* _Instructions to follow_
Lines that contain "başkent" are to be counted; give only their number.

===== Records for the exercise

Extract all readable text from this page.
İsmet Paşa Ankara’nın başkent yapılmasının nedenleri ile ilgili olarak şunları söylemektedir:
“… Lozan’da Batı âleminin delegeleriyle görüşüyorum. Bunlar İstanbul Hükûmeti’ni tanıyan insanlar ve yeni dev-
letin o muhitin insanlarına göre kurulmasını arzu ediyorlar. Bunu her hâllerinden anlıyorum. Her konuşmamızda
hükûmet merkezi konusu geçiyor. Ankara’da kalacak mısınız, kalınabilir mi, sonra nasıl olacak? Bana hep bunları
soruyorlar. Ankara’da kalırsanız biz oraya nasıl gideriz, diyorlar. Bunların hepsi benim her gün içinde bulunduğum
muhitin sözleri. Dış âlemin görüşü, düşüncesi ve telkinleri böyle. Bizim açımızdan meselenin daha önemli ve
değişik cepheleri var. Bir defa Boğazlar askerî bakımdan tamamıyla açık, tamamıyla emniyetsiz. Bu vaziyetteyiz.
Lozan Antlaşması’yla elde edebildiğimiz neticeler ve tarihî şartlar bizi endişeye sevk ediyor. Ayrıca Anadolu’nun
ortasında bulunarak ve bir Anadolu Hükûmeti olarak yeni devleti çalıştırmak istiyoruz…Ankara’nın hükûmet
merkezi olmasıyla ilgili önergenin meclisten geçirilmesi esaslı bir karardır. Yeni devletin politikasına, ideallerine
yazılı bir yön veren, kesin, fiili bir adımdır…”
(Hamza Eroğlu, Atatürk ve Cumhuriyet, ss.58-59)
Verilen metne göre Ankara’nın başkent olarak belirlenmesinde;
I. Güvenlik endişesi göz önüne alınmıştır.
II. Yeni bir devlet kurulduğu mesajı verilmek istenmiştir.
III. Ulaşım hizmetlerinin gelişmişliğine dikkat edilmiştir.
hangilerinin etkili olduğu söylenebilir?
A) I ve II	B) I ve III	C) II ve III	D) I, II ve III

==========

* _Exercise response_
2